[Data items]
########
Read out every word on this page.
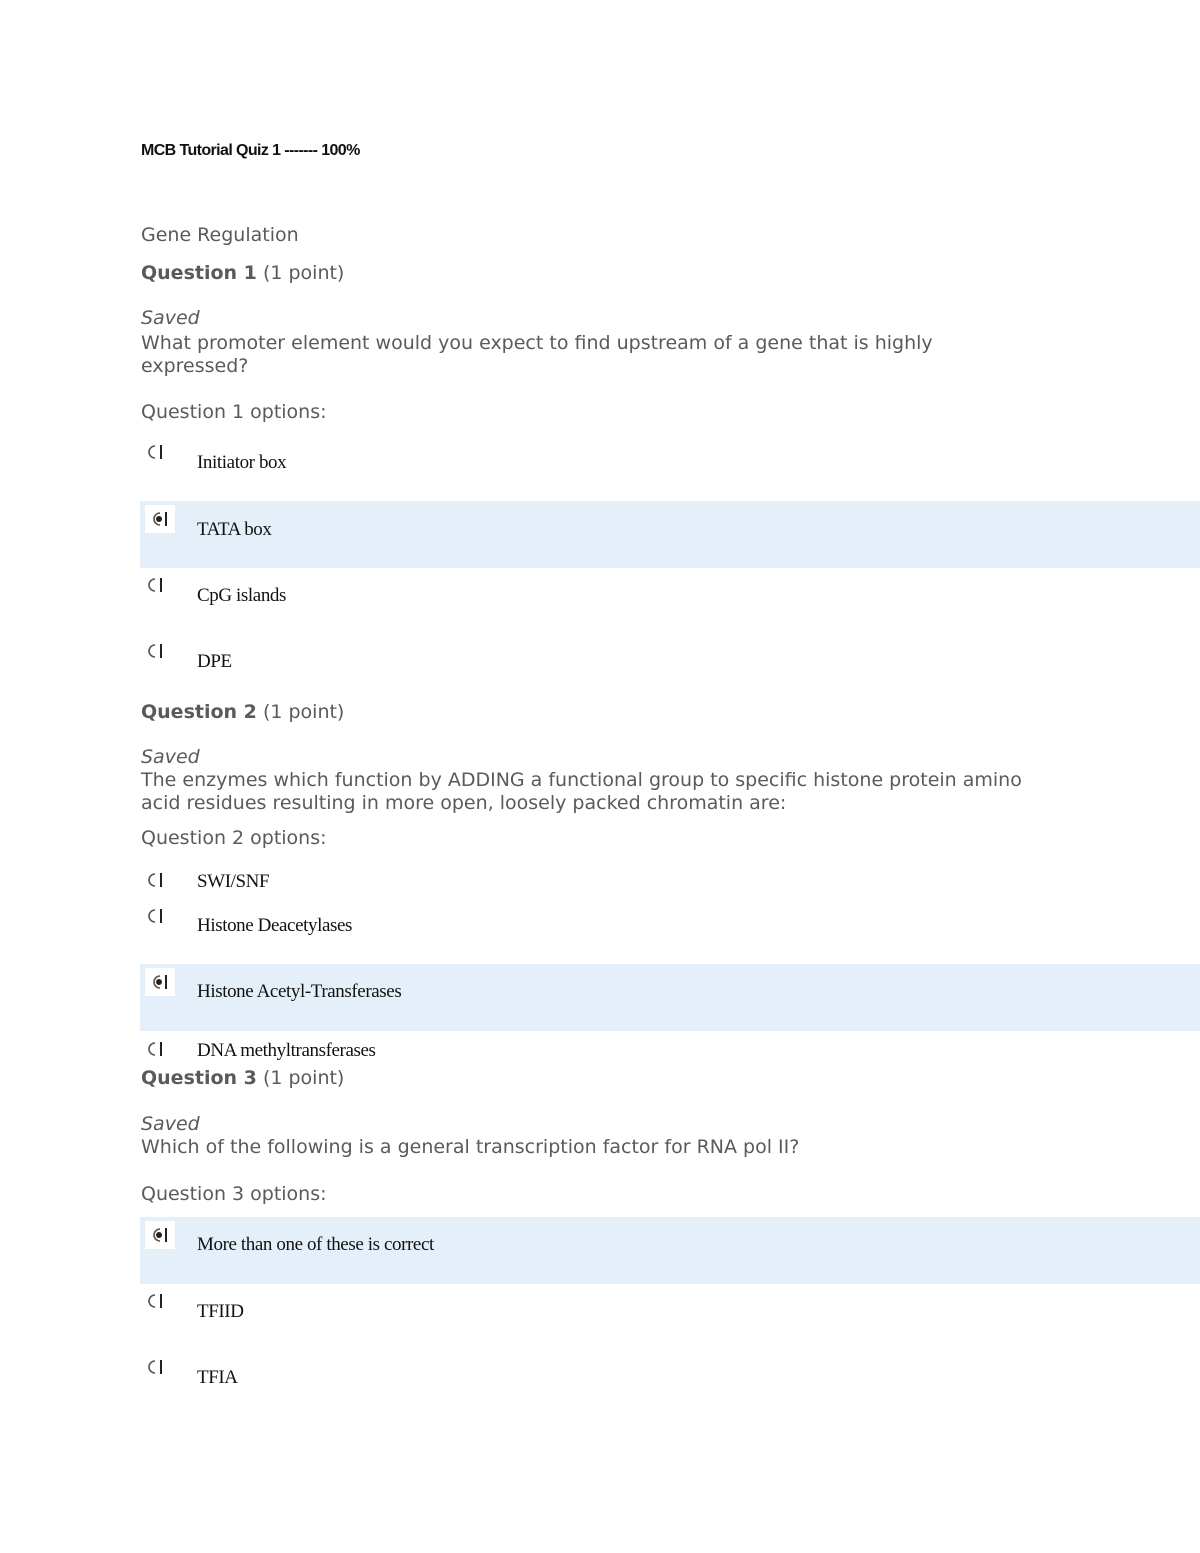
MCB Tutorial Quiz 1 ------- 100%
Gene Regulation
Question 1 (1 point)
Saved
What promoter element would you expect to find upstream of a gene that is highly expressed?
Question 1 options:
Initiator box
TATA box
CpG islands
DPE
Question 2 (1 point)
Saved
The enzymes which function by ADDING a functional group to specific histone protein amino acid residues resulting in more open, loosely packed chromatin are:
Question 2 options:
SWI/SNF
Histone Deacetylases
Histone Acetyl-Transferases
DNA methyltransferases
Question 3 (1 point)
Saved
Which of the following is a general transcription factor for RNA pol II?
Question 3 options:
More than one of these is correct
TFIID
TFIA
########
§ **What to produce**: An exact reprint of every record is required, with the pictures omitted.

§ **Solution**:
Read out every word on this page.
MCB Tutorial Quiz 1 ------- 100%
Gene Regulation
Question 1 (1 point)
Saved
What promoter element would you expect to find upstream of a gene that is highly expressed?
Question 1 options:
Initiator box
TATA box
CpG islands
DPE
Question 2 (1 point)
Saved
The enzymes which function by ADDING a functional group to specific histone protein amino acid residues resulting in more open, loosely packed chromatin are:
Question 2 options:
SWI/SNF
Histone Deacetylases
Histone Acetyl-Transferases
DNA methyltransferases
Question 3 (1 point)
Saved
Which of the following is a general transcription factor for RNA pol II?
Question 3 options:
More than one of these is correct
TFIID
TFIA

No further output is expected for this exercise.